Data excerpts

· · · · ·

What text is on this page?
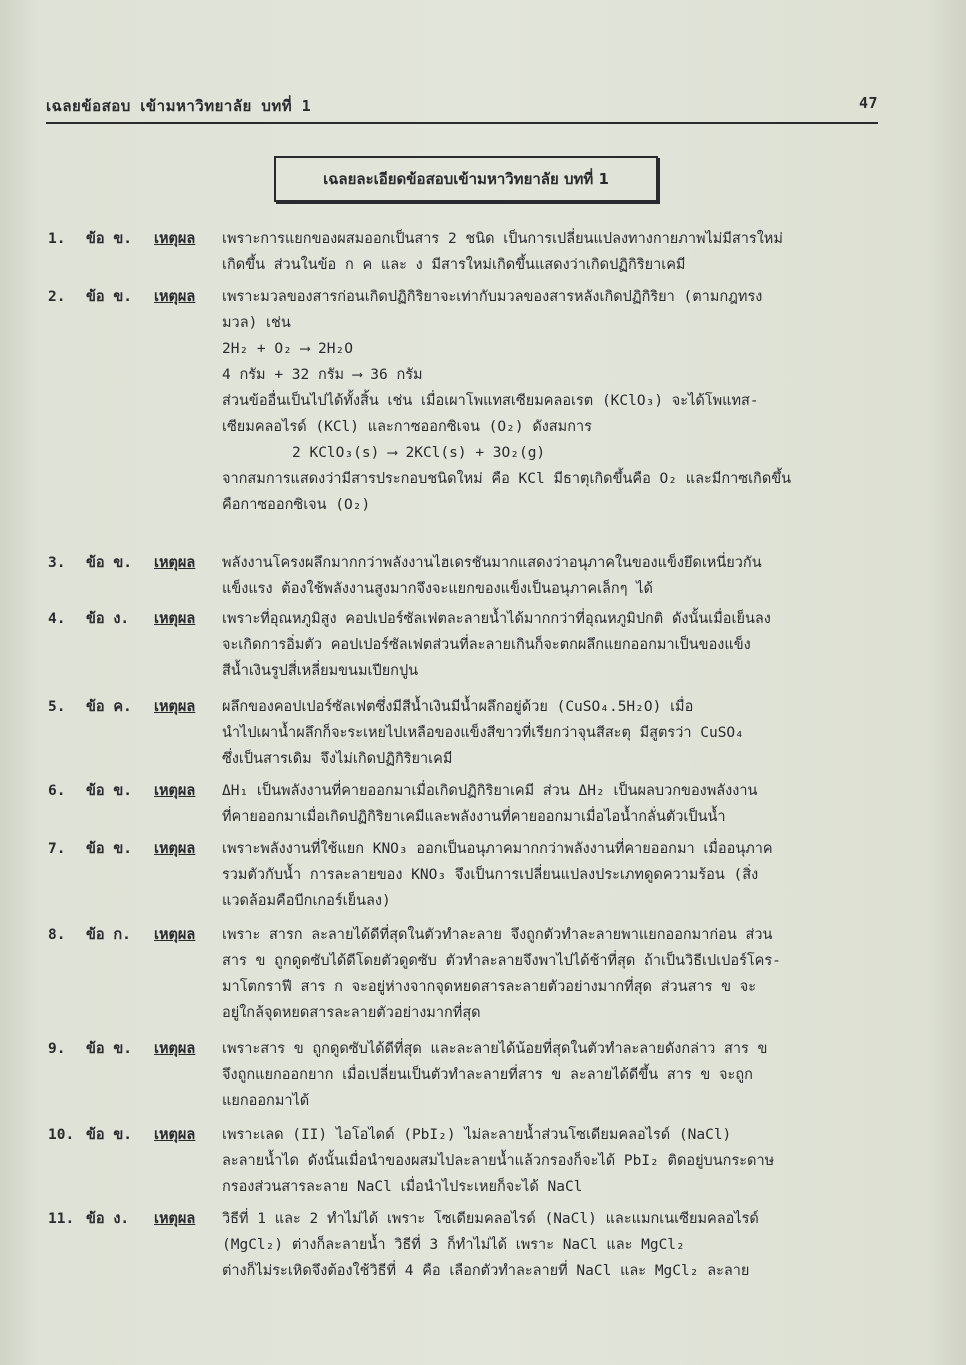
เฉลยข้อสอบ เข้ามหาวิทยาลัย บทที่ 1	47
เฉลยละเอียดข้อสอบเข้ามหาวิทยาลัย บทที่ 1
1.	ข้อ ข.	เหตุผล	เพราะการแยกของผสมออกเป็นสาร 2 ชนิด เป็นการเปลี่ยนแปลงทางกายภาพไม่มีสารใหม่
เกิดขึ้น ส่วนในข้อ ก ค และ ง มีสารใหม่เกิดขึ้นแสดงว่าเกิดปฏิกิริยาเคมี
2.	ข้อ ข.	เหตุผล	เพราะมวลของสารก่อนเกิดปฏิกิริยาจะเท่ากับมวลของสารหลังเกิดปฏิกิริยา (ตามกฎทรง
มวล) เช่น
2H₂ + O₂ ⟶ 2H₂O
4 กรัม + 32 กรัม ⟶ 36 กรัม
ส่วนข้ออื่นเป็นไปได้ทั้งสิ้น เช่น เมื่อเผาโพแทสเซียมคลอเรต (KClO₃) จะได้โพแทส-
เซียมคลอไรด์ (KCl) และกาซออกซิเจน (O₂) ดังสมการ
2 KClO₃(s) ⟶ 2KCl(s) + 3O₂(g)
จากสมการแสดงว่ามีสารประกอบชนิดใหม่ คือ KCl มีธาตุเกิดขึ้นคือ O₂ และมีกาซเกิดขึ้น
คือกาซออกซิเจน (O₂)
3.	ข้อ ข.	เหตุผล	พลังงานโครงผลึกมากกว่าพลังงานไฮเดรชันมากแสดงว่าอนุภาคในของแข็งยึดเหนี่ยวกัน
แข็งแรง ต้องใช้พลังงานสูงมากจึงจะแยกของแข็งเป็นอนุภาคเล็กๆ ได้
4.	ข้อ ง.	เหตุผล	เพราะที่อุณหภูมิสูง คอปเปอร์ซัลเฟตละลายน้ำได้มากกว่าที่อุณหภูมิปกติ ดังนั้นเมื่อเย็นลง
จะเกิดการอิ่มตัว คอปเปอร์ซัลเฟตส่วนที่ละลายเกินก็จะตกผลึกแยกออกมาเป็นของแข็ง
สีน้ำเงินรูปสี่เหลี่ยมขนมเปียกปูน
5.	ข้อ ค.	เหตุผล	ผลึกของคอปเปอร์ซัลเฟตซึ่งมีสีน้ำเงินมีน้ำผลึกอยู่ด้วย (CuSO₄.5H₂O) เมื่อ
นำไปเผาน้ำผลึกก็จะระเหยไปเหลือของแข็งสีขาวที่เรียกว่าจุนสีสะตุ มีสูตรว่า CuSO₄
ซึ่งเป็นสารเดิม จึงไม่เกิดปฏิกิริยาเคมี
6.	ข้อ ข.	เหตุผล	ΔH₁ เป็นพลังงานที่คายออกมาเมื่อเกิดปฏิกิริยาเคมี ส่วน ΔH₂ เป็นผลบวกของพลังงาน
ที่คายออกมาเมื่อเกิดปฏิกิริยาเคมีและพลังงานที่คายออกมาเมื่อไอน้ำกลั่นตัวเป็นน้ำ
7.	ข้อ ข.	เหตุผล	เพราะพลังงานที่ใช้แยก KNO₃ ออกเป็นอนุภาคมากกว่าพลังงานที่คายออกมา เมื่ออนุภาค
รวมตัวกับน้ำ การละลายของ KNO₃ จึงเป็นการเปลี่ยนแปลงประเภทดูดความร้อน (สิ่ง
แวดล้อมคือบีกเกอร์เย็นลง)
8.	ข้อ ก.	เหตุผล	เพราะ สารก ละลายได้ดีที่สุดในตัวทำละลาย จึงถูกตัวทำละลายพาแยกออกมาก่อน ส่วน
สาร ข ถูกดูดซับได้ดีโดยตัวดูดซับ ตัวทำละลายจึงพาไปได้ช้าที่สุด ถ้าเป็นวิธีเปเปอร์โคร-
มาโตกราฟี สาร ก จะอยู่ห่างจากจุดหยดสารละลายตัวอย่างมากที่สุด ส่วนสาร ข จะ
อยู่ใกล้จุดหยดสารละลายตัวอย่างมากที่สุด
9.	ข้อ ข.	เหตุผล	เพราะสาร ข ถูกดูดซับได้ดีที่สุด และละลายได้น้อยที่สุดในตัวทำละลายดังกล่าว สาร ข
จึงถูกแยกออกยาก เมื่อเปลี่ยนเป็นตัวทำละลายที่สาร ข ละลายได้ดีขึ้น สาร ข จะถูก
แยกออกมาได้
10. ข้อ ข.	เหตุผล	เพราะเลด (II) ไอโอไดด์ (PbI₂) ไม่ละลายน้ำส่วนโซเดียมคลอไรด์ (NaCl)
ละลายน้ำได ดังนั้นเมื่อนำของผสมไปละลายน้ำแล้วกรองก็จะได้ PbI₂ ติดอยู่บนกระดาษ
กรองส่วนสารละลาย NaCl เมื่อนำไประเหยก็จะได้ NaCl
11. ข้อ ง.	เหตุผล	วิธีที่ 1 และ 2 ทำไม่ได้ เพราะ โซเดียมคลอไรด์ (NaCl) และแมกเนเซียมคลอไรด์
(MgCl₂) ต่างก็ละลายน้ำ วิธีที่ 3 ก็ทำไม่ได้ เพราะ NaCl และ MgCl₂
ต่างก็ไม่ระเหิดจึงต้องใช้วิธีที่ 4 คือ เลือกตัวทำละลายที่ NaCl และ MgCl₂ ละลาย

· · · · ·

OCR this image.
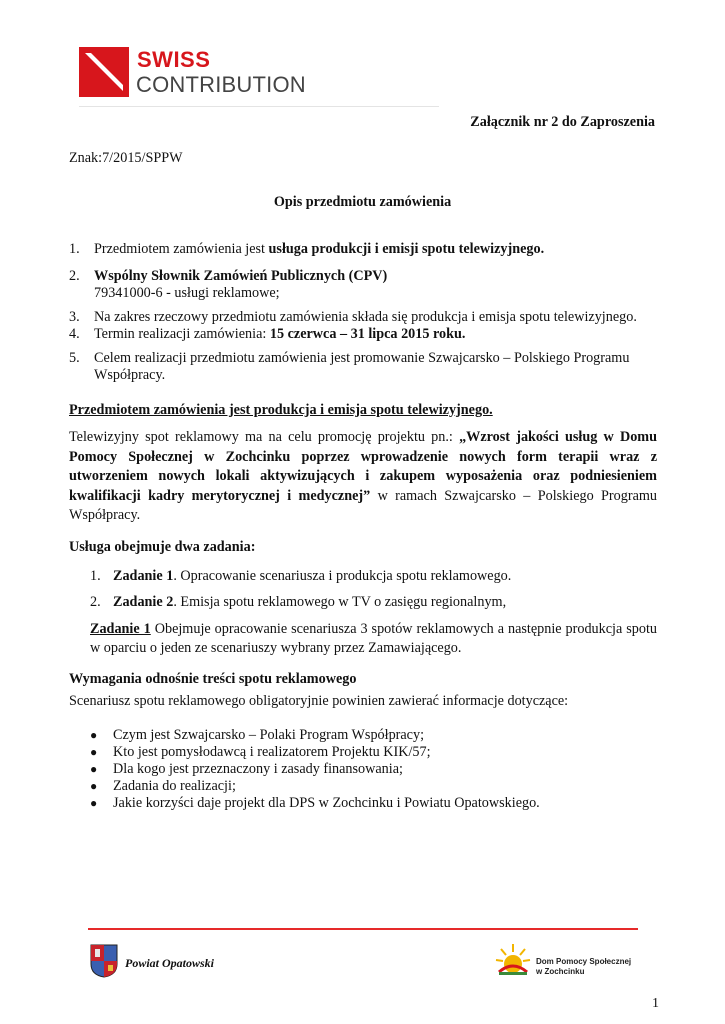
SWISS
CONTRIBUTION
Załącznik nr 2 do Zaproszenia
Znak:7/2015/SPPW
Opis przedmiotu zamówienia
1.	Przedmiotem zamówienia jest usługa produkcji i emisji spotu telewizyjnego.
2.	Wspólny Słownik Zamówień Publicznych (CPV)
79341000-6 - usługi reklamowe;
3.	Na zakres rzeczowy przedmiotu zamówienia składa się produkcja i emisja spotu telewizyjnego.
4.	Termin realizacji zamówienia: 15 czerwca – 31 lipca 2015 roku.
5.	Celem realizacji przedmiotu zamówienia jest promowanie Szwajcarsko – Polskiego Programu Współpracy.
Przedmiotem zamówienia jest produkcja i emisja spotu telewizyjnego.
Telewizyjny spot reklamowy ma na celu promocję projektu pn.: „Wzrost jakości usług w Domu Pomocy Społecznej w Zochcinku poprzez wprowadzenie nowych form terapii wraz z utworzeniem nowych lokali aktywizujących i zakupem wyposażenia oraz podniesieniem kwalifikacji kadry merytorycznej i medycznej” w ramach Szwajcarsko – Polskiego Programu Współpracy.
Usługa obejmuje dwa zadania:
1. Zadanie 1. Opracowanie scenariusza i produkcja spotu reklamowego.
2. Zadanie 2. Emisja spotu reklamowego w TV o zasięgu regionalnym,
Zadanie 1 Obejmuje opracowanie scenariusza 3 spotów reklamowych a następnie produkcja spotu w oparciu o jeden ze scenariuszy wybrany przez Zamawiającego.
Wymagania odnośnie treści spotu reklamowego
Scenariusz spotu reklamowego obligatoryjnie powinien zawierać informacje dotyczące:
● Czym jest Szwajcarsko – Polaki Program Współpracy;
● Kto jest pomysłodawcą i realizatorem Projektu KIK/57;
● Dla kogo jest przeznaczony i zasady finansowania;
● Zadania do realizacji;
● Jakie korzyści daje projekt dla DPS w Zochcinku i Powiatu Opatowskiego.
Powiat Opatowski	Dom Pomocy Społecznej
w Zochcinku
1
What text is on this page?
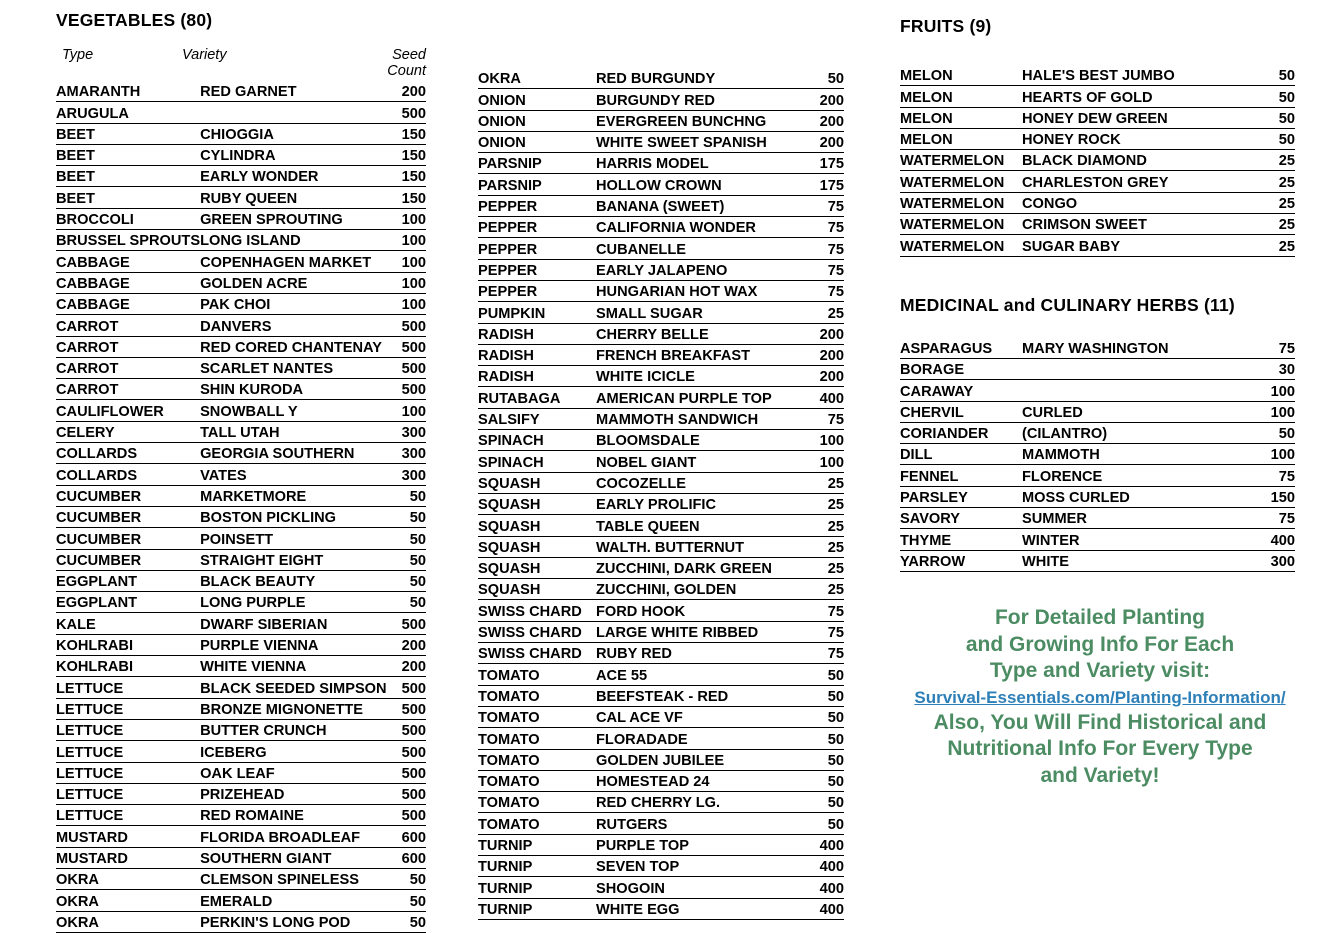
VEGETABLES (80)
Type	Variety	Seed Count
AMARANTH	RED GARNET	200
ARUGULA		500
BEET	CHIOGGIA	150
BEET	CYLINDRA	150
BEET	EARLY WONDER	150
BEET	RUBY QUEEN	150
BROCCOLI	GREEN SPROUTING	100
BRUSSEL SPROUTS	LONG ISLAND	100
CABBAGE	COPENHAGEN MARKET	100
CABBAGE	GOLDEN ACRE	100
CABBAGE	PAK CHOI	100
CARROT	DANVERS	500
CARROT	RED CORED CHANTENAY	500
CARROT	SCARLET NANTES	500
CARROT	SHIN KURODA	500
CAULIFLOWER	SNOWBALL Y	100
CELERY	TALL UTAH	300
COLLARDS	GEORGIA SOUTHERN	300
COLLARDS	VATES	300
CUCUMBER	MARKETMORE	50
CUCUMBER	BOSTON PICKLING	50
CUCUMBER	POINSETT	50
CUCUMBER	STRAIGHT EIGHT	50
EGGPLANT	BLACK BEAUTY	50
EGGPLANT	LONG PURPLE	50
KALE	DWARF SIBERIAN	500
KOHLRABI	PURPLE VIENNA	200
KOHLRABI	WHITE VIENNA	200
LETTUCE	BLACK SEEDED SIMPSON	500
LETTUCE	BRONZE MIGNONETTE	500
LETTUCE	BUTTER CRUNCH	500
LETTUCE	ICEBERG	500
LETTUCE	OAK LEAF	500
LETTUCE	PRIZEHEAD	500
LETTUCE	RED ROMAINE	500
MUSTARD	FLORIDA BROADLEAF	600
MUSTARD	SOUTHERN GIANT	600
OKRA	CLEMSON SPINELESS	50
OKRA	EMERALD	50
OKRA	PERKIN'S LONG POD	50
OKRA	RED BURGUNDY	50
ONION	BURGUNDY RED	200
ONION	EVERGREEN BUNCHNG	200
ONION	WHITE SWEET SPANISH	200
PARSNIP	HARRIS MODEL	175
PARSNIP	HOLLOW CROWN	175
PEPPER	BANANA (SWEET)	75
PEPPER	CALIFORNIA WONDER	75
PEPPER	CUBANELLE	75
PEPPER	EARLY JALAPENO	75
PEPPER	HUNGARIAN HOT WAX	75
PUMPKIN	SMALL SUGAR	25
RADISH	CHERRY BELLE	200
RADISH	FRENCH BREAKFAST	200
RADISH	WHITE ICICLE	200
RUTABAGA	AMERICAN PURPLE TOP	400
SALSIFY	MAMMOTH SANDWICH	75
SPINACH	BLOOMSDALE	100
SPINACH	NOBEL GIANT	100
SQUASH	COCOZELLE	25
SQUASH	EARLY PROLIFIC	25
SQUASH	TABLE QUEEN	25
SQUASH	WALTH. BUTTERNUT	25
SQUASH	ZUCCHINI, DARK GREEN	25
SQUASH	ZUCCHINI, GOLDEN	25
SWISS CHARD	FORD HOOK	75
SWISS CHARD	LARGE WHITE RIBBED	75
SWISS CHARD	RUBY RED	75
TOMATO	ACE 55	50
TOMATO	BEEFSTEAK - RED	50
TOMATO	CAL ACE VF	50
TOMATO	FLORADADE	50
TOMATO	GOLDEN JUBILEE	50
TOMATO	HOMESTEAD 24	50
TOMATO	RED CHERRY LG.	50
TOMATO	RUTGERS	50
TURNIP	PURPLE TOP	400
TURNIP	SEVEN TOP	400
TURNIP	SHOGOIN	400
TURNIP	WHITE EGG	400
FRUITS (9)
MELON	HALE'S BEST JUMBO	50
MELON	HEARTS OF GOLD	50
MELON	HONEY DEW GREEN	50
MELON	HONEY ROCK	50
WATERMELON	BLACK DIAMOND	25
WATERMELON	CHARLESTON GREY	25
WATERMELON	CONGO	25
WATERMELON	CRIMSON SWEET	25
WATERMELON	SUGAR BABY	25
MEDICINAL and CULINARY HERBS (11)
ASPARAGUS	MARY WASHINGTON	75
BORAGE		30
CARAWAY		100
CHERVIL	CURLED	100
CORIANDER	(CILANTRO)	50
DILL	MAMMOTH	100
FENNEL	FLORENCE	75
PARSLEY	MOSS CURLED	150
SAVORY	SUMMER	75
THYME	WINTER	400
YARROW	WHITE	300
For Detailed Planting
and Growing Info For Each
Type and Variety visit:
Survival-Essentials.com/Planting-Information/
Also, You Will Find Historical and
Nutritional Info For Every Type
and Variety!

· · · · ·

**Written exercise:** Give nothing but the count of lines in the listing above that hold the string "BEET".

**Completed task:** 4